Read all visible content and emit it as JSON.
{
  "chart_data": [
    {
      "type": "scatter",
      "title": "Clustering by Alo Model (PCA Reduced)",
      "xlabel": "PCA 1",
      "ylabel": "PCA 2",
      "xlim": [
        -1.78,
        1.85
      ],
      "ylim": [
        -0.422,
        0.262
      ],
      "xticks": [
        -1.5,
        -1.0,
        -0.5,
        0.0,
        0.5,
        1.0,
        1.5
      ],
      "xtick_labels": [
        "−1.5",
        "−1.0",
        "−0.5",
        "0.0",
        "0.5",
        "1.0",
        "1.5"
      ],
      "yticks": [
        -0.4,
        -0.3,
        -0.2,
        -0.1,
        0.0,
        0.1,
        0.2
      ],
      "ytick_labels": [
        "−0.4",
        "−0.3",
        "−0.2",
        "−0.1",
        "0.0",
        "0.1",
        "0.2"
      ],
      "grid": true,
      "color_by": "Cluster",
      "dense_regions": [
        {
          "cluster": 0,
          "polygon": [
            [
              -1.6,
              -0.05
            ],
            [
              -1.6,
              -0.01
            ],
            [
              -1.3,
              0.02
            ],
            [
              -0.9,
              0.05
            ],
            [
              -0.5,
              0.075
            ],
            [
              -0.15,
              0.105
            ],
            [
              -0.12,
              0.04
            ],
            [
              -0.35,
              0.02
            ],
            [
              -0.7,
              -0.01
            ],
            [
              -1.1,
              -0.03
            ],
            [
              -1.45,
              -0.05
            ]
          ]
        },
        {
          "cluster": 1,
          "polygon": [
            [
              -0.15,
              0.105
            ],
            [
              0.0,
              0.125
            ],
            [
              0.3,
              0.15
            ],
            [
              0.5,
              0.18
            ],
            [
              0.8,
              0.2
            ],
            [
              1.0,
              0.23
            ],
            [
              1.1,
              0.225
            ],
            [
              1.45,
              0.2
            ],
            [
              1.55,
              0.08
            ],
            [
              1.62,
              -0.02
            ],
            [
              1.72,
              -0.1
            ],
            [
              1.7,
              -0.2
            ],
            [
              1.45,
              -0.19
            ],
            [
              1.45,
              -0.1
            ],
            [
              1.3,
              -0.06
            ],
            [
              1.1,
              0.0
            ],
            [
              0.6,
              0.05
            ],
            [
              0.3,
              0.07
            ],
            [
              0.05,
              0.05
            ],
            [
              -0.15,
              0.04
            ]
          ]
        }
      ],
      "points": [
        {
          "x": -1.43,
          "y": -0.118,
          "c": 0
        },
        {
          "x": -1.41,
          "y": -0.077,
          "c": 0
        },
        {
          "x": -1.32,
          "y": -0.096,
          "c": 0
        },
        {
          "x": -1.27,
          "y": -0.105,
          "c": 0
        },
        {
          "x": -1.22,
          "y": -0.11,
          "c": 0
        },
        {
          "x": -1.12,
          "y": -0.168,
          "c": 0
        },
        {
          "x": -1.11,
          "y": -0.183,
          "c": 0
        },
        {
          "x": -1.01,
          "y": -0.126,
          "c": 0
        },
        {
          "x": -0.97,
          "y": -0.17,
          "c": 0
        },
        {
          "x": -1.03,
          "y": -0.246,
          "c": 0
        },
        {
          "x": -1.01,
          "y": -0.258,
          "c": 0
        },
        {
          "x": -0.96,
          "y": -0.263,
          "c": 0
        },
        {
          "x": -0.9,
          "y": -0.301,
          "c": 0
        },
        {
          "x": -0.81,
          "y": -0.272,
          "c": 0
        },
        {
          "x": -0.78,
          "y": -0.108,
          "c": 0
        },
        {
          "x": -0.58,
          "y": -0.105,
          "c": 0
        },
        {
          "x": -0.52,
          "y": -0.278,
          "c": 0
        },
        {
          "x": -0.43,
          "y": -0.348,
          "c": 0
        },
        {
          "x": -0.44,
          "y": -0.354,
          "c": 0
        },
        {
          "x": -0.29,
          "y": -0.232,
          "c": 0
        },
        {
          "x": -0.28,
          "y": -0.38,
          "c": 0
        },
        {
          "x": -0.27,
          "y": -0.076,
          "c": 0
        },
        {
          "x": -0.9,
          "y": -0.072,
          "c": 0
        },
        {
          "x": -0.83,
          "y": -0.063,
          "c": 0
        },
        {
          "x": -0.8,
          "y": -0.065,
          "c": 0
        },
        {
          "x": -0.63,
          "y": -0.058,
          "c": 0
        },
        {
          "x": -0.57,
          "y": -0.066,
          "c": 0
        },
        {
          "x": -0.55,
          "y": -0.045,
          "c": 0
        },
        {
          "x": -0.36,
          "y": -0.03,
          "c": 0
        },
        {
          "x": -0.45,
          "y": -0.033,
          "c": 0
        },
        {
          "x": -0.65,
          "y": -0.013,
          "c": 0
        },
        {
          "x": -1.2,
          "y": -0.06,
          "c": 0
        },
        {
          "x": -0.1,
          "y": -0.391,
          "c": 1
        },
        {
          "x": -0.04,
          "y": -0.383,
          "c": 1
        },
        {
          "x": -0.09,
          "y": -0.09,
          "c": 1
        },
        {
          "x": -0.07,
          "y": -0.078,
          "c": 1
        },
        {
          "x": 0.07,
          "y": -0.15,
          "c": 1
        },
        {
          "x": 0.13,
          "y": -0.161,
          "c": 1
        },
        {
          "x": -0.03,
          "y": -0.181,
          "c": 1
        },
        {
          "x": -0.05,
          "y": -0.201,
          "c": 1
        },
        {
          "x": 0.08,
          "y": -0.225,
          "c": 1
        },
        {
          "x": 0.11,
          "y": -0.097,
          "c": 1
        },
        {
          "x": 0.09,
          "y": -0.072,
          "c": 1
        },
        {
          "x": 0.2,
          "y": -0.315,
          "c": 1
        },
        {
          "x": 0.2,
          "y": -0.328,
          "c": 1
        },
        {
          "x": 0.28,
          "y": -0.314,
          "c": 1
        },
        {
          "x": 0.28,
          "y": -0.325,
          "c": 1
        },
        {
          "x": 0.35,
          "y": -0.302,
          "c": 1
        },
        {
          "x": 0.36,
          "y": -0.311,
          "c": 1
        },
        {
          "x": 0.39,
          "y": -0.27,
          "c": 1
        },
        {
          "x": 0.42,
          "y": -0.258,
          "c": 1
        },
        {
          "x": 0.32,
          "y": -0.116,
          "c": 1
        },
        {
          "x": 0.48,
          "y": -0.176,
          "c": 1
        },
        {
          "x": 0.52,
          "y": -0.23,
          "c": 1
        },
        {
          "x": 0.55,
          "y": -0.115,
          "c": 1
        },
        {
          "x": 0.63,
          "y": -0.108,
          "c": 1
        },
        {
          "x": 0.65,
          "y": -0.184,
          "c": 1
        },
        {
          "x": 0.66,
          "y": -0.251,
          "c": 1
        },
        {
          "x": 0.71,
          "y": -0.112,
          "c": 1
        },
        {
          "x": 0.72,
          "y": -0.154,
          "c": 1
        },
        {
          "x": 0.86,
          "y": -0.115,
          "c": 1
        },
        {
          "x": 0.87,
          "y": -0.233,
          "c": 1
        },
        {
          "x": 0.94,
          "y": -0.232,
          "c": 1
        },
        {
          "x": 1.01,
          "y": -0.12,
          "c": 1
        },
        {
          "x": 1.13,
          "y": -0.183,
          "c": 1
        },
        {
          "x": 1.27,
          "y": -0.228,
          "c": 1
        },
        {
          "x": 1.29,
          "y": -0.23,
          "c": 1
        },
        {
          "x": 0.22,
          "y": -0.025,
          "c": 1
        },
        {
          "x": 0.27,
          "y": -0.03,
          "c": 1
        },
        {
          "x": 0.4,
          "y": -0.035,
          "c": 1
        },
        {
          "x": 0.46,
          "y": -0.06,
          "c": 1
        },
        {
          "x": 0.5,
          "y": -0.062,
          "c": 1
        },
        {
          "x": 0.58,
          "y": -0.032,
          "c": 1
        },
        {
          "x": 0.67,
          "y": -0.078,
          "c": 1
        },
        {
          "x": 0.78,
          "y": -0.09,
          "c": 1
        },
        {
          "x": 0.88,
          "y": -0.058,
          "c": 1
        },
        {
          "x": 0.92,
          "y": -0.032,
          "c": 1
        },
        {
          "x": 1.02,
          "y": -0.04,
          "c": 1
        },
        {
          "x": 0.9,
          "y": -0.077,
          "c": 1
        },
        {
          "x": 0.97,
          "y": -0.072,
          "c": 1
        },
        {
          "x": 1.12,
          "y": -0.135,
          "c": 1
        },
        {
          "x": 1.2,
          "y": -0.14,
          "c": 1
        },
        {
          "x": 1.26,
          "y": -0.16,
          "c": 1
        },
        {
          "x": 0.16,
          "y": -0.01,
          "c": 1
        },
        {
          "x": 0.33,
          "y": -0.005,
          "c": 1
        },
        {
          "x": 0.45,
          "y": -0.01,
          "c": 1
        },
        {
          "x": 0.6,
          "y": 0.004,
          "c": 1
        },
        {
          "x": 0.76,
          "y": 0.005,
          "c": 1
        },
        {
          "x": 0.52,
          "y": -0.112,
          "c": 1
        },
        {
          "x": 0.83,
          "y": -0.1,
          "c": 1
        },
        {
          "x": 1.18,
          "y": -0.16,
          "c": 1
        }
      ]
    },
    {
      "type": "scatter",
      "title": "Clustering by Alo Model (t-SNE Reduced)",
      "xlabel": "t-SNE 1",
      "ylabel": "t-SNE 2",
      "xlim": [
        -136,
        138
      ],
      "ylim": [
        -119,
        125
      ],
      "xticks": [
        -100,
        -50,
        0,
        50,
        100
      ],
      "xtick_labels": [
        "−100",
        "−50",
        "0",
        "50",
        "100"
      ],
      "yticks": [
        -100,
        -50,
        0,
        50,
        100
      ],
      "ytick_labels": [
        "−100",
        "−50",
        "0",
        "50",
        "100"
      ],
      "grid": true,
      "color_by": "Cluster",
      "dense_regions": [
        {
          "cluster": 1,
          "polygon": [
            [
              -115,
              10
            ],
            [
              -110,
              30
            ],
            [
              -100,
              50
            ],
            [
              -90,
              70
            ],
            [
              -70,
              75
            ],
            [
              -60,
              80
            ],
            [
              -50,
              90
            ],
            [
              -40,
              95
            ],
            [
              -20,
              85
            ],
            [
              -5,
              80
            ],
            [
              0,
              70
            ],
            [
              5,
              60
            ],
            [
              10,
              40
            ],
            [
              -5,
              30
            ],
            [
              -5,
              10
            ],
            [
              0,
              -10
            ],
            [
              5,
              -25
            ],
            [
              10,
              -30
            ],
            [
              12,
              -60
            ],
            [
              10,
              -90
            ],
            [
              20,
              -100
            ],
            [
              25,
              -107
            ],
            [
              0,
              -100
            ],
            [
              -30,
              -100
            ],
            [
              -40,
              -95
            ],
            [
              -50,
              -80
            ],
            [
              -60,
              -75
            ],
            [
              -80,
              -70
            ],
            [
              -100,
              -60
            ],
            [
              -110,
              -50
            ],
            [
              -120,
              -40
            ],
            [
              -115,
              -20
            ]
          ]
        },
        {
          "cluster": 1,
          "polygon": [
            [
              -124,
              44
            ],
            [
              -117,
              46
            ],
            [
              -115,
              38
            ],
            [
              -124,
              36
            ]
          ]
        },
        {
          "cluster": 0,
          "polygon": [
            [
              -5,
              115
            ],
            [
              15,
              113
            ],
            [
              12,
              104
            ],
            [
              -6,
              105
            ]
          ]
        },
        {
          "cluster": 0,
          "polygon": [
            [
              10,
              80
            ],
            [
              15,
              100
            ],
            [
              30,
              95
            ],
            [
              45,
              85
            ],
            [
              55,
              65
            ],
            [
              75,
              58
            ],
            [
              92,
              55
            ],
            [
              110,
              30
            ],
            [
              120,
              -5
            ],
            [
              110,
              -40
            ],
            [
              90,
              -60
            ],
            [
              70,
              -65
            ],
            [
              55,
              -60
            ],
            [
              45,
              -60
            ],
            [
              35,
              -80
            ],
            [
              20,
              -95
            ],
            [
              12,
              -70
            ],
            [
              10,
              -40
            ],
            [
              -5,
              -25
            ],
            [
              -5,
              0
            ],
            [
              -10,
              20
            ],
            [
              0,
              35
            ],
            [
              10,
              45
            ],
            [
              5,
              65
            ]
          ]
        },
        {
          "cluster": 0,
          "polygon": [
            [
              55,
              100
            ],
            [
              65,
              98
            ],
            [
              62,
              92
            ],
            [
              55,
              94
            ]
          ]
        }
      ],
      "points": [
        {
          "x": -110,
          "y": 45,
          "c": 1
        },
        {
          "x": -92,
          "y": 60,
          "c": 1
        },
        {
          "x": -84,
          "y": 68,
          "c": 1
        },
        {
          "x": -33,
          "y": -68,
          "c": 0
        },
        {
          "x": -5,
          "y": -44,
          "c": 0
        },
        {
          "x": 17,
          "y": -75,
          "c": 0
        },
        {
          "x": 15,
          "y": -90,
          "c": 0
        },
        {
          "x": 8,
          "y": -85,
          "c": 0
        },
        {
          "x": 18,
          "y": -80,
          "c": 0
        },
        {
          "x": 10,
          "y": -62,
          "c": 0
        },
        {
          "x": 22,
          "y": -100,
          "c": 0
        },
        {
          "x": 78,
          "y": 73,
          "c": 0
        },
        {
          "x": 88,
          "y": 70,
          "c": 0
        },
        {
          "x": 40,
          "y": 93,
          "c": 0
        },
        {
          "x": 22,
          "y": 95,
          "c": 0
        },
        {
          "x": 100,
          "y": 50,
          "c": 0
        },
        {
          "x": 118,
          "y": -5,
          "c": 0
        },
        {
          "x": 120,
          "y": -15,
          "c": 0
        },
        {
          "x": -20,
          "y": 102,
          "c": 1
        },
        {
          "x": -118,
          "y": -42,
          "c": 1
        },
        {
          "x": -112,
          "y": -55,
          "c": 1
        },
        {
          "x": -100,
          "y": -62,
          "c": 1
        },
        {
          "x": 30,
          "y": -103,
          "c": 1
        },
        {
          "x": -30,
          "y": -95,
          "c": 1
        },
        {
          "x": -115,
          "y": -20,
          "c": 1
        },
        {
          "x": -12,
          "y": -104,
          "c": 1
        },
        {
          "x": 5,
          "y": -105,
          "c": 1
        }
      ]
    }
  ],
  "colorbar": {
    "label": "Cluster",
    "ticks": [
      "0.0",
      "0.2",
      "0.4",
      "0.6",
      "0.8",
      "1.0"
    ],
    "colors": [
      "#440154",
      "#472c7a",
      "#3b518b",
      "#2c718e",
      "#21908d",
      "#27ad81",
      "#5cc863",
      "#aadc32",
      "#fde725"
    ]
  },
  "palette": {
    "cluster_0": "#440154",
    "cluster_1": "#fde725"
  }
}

※

Copy out each line of the records that holds the string "Clustering".

      "title": "Clustering by Alo Model (PCA Reduced)",
      "title": "Clustering by Alo Model (t-SNE Reduced)",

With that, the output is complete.